Task instructions: Locate the string "Average" in the records below. Copy every line where it occurs.

Data lines:
*****

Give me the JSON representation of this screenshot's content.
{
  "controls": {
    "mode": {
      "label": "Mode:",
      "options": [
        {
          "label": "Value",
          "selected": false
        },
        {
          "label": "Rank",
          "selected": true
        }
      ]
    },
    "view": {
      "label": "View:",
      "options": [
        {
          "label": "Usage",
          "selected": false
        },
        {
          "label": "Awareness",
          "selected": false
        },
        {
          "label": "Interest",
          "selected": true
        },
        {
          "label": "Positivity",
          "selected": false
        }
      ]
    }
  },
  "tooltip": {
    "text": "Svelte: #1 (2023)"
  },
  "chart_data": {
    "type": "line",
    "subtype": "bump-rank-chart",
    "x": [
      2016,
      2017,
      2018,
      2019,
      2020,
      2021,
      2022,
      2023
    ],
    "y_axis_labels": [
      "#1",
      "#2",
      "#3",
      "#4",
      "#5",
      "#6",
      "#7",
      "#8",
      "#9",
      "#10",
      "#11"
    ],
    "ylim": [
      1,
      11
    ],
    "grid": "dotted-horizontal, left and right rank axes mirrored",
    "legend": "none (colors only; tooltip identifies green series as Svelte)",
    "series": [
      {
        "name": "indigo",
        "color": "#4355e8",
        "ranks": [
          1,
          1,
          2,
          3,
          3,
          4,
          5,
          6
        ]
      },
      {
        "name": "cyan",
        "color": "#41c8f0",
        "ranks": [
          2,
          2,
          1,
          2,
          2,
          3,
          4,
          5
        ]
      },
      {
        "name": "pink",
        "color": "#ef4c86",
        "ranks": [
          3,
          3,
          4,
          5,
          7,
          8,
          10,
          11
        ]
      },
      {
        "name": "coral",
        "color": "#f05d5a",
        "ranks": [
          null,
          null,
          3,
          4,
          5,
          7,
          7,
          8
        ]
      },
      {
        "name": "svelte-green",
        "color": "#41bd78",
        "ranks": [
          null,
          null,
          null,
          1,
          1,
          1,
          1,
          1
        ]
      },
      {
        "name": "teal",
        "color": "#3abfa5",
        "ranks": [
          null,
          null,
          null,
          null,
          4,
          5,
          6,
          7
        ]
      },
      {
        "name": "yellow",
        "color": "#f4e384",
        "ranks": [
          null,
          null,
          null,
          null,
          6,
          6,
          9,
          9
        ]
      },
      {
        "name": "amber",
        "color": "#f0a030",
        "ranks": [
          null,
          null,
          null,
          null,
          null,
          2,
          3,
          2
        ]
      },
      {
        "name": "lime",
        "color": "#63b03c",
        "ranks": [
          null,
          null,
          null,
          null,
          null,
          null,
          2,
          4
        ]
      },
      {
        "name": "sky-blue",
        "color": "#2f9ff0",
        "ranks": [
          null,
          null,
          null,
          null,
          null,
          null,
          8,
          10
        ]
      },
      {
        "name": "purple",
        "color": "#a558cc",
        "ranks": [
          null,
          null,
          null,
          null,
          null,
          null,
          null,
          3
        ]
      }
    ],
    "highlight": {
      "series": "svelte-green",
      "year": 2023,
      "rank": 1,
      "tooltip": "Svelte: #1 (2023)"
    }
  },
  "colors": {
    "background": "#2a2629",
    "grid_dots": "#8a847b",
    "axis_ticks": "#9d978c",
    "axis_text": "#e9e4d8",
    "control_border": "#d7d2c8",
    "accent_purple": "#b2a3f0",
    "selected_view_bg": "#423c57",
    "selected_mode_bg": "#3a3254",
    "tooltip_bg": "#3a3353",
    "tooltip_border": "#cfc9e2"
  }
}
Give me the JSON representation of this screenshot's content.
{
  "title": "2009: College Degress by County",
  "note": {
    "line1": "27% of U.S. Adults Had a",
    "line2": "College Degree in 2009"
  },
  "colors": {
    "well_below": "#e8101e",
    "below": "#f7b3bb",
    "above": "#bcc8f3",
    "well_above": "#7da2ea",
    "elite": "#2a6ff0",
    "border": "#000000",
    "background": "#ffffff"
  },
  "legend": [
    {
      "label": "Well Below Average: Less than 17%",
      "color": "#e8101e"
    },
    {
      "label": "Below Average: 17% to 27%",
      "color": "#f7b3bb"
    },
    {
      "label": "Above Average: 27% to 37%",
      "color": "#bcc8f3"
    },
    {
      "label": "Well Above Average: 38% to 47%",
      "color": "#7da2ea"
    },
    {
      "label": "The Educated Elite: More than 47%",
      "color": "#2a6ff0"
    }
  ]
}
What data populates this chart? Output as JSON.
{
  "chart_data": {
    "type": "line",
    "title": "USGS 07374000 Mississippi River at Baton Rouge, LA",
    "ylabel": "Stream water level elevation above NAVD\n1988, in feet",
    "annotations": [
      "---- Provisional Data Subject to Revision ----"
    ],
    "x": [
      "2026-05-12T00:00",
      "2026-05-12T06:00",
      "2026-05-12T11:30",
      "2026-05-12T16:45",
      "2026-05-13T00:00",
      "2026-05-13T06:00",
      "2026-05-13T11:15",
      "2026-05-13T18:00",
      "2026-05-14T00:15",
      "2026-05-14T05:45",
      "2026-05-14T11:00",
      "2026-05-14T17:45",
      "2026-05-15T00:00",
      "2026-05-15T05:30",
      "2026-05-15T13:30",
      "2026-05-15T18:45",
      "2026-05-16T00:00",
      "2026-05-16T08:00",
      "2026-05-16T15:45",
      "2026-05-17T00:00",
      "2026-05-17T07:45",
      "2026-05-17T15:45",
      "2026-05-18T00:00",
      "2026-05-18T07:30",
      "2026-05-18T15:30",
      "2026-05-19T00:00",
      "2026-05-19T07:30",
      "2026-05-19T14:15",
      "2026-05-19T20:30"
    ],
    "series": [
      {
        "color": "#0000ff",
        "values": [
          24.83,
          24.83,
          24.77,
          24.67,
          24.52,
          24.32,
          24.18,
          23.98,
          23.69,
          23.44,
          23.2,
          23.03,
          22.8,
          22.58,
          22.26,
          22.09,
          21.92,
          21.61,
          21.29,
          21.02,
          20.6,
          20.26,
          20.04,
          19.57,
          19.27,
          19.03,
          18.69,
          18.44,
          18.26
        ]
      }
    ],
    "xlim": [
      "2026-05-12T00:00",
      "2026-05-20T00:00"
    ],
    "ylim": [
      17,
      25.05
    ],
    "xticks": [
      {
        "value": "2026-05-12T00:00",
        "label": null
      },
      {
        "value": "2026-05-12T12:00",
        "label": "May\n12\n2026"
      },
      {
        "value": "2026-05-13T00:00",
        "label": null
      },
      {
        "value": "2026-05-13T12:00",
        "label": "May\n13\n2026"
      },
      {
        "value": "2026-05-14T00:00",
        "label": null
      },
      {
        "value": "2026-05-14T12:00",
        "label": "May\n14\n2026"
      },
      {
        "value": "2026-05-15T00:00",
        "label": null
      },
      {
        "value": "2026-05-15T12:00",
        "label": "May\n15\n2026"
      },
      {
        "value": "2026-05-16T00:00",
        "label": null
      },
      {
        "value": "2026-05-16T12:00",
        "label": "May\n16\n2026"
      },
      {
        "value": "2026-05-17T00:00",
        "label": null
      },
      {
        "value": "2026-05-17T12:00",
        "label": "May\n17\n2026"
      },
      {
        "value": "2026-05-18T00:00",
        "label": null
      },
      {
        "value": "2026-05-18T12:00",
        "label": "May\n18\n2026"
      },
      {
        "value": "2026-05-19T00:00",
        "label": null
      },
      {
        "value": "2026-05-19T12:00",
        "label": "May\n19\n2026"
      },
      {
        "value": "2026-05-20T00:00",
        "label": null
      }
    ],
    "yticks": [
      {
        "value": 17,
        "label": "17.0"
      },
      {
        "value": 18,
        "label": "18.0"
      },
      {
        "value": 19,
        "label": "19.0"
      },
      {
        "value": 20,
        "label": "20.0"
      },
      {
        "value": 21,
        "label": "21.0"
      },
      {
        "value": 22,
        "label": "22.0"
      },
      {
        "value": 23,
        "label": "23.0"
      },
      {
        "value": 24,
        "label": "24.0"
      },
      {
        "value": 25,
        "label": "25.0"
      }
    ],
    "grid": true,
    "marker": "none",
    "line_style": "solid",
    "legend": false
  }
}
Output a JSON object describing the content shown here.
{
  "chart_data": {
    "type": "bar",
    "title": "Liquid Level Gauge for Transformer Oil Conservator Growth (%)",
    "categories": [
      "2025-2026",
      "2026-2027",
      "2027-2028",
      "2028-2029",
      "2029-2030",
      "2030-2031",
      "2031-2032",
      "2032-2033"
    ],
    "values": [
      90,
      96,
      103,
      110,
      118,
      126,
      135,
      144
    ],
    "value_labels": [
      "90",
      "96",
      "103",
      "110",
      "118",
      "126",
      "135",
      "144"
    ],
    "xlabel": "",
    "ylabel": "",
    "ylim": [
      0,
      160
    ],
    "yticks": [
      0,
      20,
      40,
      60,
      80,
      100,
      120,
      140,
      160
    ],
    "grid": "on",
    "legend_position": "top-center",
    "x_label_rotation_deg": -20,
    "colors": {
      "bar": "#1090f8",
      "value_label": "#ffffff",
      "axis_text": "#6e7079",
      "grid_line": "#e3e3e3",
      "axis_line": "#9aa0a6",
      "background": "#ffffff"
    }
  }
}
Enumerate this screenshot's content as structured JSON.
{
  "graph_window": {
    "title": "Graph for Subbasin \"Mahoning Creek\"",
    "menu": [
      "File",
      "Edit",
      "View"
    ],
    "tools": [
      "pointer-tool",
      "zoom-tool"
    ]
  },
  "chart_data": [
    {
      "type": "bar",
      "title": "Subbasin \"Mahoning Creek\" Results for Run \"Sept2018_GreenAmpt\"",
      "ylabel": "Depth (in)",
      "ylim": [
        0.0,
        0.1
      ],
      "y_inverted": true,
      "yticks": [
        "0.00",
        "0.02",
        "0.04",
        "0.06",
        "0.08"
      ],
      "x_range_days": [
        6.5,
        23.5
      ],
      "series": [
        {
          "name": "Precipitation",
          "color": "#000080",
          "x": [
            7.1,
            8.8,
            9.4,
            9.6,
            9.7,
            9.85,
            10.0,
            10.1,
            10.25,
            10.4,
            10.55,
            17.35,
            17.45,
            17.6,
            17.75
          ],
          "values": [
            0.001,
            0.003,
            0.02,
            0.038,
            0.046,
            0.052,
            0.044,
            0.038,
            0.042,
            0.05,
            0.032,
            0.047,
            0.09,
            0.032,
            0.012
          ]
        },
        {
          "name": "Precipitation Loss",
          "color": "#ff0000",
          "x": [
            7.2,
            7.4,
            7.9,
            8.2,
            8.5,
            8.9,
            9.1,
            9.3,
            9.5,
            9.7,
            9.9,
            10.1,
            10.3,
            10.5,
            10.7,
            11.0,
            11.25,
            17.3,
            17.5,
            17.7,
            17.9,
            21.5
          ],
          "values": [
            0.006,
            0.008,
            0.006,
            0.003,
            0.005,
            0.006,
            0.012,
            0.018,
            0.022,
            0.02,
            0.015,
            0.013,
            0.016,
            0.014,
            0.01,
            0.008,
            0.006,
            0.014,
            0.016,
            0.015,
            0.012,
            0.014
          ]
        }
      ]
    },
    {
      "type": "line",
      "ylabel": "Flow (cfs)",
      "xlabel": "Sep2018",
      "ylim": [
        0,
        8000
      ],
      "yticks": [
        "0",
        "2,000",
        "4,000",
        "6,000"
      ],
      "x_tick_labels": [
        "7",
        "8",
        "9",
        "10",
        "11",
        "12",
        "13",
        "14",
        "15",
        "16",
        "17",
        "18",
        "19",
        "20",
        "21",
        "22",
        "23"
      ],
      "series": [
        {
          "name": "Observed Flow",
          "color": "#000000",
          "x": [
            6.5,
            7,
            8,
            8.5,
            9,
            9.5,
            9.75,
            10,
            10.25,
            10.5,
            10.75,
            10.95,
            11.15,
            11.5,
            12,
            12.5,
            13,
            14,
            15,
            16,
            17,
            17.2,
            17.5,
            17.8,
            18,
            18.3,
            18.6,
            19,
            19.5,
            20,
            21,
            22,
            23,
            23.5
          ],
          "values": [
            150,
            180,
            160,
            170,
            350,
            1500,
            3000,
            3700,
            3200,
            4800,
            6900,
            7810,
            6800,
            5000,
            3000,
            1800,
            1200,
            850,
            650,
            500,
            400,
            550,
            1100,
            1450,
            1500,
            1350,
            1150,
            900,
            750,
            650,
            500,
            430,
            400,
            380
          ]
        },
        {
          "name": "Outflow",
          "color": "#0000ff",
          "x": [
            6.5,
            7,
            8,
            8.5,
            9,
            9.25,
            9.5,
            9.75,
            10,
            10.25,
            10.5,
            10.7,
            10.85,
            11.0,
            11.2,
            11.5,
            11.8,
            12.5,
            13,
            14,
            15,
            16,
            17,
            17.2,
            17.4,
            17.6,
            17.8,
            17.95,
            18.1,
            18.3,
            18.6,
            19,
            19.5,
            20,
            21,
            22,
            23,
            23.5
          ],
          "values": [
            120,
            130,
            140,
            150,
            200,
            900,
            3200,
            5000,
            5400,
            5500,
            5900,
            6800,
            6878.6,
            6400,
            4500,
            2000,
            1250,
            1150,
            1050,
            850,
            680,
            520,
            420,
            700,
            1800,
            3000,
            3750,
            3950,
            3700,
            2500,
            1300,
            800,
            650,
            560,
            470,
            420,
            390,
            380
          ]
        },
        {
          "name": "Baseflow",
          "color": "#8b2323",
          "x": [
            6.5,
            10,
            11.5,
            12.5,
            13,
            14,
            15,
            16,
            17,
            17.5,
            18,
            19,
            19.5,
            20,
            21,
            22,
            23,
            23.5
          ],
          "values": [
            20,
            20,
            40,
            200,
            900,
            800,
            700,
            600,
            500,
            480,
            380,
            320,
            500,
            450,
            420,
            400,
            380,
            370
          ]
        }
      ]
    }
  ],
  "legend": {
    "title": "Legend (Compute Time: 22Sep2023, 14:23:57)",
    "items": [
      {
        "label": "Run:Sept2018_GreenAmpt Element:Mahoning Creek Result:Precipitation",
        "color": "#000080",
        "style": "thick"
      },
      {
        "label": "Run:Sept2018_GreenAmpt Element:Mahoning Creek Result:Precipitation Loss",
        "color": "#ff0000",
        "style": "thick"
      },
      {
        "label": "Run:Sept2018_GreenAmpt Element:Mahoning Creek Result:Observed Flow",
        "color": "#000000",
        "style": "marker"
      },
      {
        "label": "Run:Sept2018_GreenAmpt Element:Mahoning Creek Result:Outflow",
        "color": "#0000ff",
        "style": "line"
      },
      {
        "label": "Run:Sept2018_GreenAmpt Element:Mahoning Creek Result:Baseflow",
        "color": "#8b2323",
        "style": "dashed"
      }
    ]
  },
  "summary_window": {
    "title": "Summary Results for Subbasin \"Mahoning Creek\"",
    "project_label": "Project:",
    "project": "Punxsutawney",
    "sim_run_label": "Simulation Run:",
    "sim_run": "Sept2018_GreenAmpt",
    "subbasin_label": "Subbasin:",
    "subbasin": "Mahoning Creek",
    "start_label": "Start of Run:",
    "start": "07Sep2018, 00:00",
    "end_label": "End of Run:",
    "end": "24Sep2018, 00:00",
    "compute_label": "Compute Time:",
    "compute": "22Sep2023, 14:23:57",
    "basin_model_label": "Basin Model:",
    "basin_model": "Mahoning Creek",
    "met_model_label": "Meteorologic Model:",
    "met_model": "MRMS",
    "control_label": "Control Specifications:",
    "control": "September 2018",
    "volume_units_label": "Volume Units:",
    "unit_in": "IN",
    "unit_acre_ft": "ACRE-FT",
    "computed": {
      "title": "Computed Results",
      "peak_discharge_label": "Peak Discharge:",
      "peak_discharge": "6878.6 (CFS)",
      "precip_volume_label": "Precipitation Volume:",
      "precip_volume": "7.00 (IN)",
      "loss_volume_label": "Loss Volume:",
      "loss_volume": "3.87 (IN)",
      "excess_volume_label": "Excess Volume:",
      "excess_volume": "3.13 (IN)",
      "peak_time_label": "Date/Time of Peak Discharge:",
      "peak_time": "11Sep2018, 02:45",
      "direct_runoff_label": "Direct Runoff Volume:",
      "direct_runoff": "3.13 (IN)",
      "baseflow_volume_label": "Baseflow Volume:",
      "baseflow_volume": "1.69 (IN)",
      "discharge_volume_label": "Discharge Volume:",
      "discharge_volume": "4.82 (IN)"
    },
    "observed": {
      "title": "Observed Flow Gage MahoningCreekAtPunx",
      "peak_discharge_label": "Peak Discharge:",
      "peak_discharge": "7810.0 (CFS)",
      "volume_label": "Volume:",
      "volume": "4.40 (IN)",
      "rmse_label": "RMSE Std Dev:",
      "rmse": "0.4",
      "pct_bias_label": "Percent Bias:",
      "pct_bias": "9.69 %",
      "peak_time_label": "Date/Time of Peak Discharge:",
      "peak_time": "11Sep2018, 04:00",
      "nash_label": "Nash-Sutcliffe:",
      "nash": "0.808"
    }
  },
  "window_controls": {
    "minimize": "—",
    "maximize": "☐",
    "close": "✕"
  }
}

*****

Response to this exercise:
      "label": "Well Below Average: Less than 17%",
      "label": "Below Average: 17% to 27%",
      "label": "Above Average: 27% to 37%",
      "label": "Well Above Average: 38% to 47%",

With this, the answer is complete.